_Material supplied_:
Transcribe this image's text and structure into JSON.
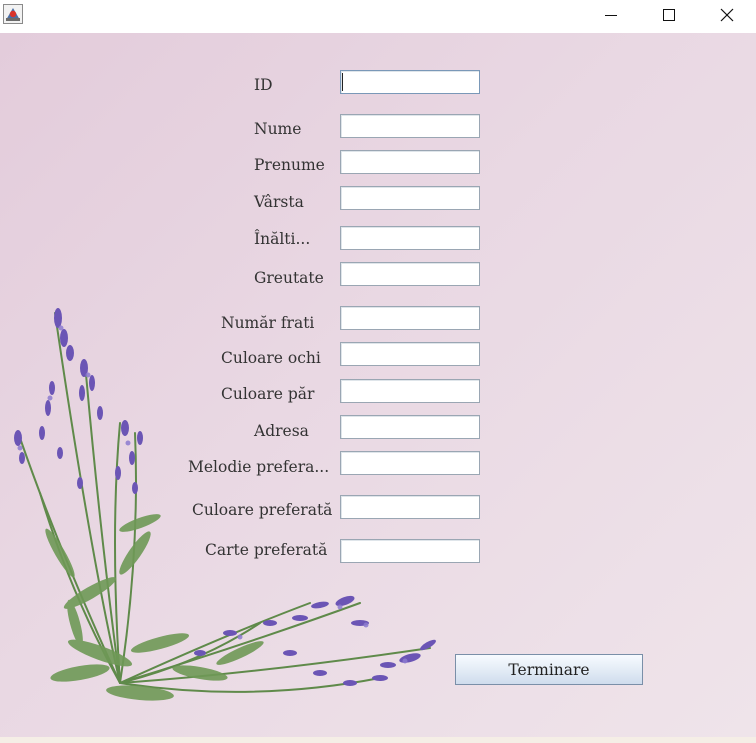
{
  "window": {
    "icon": "java-app-icon",
    "controls": [
      "minimize-icon",
      "maximize-icon",
      "close-icon"
    ]
  },
  "form": {
    "labels": {
      "id": "ID",
      "nume": "Nume",
      "prenume": "Prenume",
      "varsta": "Vârsta",
      "inaltime": "Înălti...",
      "greutate": "Greutate",
      "numar_frati": "Număr frati",
      "culoare_ochi": "Culoare ochi",
      "culoare_par": "Culoare păr",
      "adresa": "Adresa",
      "melodie": "Melodie prefera...",
      "culoare_preferata": "Culoare preferată",
      "carte_preferata": "Carte preferată"
    },
    "values": {
      "id": "",
      "nume": "",
      "prenume": "",
      "varsta": "",
      "inaltime": "",
      "greutate": "",
      "numar_frati": "",
      "culoare_ochi": "",
      "culoare_par": "",
      "adresa": "",
      "melodie": "",
      "culoare_preferata": "",
      "carte_preferata": ""
    },
    "submit_label": "Terminare"
  },
  "background": {
    "image": "lavender-sprigs",
    "colors": {
      "base": "#e6d3df",
      "flower": "#6b55b5",
      "stem": "#5f8a4a"
    }
  }
}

_Problem to work on_:
All of the records need repeating exactly, except for the pictures.

_Task output_:
Transcribe this image's text and structure into JSON.
{
  "window": {
    "icon": "java-app-icon",
    "controls": [
      "minimize-icon",
      "maximize-icon",
      "close-icon"
    ]
  },
  "form": {
    "labels": {
      "id": "ID",
      "nume": "Nume",
      "prenume": "Prenume",
      "varsta": "Vârsta",
      "inaltime": "Înălti...",
      "greutate": "Greutate",
      "numar_frati": "Număr frati",
      "culoare_ochi": "Culoare ochi",
      "culoare_par": "Culoare păr",
      "adresa": "Adresa",
      "melodie": "Melodie prefera...",
      "culoare_preferata": "Culoare preferată",
      "carte_preferata": "Carte preferată"
    },
    "values": {
      "id": "",
      "nume": "",
      "prenume": "",
      "varsta": "",
      "inaltime": "",
      "greutate": "",
      "numar_frati": "",
      "culoare_ochi": "",
      "culoare_par": "",
      "adresa": "",
      "melodie": "",
      "culoare_preferata": "",
      "carte_preferata": ""
    },
    "submit_label": "Terminare"
  },
  "background": {
    "image": "lavender-sprigs",
    "colors": {
      "base": "#e6d3df",
      "flower": "#6b55b5",
      "stem": "#5f8a4a"
    }
  }
}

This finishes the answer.